[start of EXCERPTED DATA]

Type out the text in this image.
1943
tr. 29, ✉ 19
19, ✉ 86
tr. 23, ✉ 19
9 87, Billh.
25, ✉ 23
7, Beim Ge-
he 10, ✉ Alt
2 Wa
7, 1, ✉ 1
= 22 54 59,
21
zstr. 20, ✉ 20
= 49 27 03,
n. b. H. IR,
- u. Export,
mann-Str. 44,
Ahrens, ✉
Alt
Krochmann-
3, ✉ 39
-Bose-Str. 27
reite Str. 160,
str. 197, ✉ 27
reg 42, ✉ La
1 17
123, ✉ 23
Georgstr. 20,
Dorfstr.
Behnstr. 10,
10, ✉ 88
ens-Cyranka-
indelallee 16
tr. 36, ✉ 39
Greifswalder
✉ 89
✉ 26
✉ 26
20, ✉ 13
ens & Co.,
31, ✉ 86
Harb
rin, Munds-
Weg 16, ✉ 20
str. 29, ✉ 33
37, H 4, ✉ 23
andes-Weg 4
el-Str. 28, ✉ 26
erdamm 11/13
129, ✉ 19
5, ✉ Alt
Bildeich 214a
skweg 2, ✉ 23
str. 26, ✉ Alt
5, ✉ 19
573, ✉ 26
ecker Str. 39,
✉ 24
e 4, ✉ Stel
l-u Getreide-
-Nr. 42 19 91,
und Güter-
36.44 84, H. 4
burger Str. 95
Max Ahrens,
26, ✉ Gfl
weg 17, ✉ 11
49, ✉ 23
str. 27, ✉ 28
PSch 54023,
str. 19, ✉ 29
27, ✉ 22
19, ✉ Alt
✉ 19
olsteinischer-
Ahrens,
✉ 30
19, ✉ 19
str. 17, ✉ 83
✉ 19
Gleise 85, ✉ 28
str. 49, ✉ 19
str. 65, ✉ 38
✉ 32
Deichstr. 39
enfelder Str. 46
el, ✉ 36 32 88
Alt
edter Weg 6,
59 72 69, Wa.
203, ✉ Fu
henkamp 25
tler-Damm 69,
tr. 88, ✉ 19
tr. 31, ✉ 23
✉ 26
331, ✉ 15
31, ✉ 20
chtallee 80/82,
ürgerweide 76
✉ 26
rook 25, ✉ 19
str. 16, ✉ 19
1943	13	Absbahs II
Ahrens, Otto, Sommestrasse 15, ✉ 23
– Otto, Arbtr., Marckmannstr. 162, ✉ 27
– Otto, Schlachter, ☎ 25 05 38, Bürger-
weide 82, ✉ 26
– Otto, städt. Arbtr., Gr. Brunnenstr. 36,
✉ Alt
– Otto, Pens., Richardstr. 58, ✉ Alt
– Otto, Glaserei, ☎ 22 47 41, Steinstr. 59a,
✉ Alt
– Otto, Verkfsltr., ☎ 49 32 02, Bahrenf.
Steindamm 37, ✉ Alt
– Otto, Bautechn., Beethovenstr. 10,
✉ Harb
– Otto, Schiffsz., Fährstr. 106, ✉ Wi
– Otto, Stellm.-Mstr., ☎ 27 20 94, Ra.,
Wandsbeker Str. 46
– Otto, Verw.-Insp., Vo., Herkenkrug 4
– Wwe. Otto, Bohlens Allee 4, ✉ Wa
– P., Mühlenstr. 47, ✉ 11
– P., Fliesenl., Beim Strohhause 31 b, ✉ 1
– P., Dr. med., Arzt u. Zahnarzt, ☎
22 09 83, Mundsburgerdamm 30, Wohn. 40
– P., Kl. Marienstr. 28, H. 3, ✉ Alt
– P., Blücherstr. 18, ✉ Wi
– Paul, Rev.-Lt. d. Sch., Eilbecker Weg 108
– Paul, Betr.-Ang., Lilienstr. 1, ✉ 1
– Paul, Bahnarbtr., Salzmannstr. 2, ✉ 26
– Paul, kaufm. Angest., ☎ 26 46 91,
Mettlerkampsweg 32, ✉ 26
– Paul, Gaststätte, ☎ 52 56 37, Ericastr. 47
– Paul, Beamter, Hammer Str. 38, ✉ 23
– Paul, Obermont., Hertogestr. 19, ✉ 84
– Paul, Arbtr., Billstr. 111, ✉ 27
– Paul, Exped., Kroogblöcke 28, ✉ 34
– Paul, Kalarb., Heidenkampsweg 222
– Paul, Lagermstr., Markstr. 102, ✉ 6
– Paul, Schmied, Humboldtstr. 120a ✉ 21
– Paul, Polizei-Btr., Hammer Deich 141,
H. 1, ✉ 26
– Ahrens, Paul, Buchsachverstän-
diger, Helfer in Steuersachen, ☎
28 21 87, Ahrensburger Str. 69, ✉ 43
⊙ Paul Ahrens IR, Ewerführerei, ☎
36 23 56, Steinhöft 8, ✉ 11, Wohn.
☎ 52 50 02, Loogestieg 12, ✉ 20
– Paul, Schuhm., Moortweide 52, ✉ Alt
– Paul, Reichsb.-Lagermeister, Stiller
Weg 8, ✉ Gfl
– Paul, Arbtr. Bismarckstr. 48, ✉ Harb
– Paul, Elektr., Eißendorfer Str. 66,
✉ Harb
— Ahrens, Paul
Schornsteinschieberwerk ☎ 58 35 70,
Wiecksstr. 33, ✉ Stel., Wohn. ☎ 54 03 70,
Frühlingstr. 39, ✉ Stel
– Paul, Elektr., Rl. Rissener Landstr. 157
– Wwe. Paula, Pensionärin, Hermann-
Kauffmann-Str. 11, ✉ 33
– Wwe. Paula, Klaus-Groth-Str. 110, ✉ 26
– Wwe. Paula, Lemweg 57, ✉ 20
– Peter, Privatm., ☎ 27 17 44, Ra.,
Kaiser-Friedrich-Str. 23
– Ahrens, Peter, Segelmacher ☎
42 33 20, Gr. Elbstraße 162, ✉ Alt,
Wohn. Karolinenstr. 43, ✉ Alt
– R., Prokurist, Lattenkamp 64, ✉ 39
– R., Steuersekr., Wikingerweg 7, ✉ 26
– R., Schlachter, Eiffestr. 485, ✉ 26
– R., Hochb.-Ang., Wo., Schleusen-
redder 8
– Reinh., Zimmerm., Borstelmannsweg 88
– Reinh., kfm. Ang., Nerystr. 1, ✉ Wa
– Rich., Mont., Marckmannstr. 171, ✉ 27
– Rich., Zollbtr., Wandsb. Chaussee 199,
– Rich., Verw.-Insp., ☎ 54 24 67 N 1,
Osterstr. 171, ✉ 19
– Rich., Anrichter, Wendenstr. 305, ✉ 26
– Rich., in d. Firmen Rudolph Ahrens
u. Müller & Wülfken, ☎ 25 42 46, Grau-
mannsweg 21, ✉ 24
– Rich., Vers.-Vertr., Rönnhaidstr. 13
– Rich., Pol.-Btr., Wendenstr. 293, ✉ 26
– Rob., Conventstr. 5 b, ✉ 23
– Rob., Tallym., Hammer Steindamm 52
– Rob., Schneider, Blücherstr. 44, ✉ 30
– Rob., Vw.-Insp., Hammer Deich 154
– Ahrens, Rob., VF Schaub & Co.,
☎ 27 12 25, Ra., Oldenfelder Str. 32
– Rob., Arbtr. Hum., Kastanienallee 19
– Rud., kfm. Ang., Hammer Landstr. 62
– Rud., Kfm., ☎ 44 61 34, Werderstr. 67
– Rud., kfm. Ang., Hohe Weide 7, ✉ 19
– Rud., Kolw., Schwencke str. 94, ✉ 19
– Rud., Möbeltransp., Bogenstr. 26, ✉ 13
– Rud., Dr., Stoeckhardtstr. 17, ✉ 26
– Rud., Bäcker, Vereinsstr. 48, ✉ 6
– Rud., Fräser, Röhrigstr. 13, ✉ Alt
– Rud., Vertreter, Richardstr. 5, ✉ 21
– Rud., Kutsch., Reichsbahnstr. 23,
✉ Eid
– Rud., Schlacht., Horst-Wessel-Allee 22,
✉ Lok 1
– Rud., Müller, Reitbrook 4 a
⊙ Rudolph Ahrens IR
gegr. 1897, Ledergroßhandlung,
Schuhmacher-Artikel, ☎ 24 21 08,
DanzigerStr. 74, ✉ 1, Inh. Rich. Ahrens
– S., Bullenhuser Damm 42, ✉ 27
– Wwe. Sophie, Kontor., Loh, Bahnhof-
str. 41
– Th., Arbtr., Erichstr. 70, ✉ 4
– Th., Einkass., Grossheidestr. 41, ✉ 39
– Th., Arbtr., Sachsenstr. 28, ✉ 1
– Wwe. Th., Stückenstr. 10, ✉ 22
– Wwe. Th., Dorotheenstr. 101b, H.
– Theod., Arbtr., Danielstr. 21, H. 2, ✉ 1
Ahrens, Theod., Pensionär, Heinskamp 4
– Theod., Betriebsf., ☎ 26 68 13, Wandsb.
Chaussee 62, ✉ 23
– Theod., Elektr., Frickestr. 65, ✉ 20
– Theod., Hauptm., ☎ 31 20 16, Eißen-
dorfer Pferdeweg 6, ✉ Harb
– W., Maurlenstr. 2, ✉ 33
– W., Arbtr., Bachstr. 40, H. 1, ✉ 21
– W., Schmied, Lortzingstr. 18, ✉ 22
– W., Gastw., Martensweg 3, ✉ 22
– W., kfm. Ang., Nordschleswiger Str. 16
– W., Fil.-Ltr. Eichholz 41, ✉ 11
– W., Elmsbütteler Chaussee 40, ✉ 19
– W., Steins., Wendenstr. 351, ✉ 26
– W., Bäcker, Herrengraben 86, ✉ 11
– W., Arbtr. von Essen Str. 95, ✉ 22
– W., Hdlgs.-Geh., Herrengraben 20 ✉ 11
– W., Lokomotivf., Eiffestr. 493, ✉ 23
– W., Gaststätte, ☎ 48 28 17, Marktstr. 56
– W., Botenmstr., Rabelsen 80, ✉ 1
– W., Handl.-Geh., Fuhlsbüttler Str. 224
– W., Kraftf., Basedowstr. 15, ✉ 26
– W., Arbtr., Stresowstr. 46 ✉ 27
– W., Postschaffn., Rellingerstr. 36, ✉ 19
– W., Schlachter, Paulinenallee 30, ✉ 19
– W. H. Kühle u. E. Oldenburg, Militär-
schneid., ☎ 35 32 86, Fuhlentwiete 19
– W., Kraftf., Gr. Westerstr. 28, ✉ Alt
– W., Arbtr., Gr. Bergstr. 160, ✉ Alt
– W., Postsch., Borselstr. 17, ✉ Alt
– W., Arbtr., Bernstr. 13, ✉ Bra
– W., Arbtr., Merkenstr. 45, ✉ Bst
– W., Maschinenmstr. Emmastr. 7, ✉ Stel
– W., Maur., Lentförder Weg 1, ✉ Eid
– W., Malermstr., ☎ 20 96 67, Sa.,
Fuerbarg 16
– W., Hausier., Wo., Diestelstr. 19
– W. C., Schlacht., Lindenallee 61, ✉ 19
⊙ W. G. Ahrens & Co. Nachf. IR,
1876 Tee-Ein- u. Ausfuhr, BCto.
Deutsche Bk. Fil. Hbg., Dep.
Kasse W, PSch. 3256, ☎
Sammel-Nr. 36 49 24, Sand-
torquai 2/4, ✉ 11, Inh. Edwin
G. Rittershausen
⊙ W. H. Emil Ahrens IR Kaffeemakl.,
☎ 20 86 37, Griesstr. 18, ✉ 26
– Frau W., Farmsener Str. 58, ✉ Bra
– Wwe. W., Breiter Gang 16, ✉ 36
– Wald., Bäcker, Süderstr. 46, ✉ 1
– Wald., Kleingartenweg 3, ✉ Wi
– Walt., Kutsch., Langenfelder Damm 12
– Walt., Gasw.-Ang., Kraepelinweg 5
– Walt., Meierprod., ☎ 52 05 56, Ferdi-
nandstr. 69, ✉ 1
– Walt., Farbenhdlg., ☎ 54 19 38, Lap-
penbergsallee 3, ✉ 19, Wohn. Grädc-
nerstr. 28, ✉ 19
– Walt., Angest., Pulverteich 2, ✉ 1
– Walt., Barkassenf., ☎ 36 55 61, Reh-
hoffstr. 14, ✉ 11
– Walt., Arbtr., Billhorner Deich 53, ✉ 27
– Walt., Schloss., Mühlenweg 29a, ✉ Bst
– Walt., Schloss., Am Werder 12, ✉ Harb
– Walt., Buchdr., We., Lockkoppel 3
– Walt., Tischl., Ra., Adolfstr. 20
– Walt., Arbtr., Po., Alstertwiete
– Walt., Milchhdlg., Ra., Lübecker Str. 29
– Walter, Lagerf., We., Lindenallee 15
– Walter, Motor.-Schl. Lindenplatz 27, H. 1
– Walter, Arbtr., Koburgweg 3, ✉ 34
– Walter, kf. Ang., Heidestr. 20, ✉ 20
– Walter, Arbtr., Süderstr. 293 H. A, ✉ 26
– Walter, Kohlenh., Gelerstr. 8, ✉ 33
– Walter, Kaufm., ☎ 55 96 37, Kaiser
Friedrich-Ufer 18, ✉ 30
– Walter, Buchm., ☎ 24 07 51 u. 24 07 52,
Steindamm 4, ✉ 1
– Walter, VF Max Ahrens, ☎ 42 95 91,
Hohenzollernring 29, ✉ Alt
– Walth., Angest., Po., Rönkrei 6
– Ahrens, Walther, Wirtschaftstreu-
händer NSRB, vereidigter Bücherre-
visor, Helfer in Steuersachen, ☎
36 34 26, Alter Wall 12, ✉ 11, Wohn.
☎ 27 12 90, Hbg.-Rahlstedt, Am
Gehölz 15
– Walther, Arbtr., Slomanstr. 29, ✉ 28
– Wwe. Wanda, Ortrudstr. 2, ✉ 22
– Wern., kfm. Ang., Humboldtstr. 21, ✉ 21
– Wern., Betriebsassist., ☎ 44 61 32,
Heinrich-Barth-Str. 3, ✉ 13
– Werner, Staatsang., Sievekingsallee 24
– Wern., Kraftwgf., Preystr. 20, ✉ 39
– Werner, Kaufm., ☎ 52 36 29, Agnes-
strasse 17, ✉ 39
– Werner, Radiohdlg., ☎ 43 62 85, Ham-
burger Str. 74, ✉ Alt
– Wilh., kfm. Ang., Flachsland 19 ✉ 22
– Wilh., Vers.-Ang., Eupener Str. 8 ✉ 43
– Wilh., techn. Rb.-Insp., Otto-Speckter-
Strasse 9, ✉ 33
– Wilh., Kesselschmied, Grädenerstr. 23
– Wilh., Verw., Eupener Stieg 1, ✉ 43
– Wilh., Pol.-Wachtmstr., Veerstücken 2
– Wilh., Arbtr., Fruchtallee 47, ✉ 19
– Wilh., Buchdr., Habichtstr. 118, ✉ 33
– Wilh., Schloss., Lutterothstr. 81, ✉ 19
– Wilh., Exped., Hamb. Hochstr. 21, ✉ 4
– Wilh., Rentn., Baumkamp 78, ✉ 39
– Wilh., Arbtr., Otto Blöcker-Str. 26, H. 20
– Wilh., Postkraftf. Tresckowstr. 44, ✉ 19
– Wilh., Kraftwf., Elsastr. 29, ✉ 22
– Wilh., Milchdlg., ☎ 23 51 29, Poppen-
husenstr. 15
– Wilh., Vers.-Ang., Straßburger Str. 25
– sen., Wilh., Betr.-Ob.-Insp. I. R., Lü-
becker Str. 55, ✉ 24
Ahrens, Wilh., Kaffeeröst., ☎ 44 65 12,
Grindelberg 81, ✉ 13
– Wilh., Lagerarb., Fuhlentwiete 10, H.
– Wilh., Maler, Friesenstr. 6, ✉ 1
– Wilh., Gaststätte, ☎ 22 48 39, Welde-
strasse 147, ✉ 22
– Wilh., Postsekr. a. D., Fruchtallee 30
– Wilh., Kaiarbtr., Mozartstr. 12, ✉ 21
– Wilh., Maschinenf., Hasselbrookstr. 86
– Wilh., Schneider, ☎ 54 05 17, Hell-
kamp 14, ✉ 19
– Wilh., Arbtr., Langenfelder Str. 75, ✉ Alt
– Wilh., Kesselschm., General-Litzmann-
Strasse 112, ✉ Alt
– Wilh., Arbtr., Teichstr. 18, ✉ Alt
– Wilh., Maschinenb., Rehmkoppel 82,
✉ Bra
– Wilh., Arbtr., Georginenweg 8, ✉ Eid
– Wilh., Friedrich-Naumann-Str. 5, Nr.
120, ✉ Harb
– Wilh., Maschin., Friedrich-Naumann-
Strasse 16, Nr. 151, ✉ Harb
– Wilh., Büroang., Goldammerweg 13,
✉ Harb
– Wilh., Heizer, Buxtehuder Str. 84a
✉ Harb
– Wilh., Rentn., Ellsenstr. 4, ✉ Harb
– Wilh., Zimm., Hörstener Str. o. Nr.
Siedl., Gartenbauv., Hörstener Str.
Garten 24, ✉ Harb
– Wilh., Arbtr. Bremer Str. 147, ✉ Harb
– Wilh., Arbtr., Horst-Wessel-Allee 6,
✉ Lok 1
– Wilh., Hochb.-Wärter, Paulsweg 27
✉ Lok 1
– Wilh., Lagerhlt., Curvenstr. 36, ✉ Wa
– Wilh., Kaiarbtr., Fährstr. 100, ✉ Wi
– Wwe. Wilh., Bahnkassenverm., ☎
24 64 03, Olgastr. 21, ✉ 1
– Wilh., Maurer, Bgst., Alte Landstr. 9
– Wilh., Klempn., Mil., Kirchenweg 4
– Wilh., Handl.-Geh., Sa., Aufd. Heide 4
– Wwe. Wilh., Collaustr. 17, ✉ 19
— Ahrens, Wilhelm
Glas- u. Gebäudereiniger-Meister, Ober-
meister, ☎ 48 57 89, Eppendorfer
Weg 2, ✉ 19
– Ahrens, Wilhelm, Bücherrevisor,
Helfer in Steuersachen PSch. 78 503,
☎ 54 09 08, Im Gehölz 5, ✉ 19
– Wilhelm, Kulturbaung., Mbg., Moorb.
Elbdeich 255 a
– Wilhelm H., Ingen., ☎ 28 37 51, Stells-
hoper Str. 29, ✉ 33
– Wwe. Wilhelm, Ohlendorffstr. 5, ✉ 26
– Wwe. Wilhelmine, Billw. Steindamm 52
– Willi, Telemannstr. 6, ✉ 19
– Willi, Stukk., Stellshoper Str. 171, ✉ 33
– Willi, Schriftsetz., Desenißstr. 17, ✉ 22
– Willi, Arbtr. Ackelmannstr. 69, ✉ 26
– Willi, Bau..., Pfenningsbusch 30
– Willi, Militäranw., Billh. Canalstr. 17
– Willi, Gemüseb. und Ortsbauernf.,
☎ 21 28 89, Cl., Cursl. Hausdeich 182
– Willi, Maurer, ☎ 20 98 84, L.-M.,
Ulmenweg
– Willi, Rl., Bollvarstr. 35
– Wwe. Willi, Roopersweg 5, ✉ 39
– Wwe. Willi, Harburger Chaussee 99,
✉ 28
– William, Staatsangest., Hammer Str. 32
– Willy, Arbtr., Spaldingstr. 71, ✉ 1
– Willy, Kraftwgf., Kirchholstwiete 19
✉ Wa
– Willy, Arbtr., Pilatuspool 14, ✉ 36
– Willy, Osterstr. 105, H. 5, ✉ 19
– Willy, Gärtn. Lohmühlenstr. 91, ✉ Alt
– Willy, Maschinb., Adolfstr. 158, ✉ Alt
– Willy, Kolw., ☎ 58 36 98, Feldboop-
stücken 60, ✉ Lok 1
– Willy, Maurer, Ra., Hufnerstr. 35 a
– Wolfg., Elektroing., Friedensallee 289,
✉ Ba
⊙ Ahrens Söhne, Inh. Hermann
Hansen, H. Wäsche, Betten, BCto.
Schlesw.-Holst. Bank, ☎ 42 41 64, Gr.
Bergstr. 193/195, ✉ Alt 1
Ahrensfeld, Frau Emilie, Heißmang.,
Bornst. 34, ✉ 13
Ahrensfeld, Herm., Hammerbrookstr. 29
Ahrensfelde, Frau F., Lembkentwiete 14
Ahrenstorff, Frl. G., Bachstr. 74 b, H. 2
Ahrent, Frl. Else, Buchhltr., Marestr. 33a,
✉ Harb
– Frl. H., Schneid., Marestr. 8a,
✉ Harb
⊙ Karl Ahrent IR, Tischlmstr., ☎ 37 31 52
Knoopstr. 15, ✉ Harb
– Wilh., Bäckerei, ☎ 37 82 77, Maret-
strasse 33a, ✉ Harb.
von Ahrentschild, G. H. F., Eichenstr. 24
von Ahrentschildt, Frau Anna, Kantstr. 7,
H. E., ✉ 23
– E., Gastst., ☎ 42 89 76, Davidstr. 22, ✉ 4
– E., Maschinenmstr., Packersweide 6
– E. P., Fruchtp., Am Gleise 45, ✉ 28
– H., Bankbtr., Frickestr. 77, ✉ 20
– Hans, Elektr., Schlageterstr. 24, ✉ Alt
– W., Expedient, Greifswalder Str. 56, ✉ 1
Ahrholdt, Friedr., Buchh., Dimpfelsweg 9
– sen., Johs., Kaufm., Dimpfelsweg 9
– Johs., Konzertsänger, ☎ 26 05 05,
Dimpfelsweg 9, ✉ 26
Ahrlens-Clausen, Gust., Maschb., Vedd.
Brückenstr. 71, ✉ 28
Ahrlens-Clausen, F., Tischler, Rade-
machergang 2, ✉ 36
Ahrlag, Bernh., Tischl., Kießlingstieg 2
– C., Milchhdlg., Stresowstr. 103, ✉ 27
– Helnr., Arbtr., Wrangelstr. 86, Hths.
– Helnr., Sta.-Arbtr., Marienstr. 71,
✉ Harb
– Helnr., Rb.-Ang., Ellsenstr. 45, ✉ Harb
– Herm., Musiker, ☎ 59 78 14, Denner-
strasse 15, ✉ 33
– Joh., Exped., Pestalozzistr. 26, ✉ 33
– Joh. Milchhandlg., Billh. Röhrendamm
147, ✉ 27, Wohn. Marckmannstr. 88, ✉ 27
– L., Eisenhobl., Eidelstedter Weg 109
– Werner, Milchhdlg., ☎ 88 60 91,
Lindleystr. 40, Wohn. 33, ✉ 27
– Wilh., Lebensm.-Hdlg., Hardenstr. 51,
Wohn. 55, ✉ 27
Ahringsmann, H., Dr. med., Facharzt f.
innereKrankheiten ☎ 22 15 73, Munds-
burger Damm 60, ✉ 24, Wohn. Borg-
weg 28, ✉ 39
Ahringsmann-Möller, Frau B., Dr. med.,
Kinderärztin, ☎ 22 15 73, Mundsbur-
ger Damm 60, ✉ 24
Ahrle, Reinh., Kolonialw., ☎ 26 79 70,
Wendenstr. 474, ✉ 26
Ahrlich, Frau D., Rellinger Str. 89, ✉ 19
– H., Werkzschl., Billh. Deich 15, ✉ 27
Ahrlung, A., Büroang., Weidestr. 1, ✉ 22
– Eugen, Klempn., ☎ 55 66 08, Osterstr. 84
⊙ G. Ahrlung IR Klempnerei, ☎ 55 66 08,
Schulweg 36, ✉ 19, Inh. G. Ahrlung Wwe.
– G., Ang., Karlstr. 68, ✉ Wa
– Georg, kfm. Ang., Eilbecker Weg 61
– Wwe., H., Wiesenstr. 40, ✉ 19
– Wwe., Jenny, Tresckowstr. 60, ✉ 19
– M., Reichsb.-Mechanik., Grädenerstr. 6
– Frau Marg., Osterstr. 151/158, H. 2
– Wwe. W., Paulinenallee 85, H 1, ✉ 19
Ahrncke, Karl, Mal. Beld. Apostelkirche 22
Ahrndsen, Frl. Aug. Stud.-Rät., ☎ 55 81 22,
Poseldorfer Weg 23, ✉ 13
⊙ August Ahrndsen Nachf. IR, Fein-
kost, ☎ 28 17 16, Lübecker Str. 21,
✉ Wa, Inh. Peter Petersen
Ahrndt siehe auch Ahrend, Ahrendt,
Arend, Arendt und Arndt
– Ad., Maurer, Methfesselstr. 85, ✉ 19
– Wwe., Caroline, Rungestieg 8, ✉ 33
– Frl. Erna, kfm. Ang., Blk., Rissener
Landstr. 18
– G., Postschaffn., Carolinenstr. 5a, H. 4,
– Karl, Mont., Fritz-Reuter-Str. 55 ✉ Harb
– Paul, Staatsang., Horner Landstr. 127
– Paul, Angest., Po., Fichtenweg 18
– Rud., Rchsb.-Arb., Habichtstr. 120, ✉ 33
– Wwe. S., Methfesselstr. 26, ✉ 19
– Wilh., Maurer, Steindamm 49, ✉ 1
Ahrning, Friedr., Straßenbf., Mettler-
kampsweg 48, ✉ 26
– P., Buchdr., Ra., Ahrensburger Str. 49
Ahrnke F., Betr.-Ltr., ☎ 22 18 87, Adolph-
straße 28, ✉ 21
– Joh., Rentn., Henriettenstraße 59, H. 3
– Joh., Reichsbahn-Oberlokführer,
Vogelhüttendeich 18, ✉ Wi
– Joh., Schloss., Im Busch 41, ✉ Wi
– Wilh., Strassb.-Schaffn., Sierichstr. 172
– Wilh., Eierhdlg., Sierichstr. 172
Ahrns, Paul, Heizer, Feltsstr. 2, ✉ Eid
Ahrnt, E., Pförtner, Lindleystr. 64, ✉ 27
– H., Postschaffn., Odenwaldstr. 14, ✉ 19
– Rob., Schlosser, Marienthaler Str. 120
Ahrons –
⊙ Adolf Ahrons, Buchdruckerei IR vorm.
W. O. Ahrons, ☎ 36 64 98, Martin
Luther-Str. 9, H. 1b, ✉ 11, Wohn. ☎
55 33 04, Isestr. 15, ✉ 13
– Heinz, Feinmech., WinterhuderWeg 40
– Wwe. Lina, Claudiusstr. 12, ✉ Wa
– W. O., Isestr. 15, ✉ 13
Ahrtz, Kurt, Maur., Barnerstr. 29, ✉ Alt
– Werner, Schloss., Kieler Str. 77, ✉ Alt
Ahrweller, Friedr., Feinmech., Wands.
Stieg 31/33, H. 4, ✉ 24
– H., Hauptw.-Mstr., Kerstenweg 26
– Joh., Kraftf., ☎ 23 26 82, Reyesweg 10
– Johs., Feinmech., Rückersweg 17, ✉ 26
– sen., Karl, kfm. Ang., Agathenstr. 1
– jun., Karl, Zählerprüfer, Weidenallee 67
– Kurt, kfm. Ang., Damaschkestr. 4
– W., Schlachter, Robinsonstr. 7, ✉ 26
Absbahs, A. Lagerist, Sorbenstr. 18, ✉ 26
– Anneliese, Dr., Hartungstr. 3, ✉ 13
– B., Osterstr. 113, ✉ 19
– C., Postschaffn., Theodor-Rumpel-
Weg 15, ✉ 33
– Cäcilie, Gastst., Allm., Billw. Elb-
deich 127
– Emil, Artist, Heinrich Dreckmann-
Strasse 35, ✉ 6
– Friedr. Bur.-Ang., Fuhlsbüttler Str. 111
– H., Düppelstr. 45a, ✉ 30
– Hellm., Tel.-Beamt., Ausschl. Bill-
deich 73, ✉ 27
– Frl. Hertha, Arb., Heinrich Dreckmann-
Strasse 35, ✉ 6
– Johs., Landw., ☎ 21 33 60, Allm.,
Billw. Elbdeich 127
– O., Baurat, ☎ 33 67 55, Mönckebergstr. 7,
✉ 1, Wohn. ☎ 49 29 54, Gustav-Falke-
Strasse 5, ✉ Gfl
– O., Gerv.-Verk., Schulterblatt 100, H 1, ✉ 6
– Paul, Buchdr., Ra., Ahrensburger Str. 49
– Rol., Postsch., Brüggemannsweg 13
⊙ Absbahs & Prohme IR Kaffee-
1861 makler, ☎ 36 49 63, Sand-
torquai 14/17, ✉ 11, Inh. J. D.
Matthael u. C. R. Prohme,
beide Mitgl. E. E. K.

[end of EXCERPTED DATA]

THE PROBLEM => Collect from the data above every line that includes "Blücherstr".

COMPLETE RESPONSE =>
– P., Blücherstr. 18, ✉ Wi
– Rob., Schneider, Blücherstr. 44, ✉ 30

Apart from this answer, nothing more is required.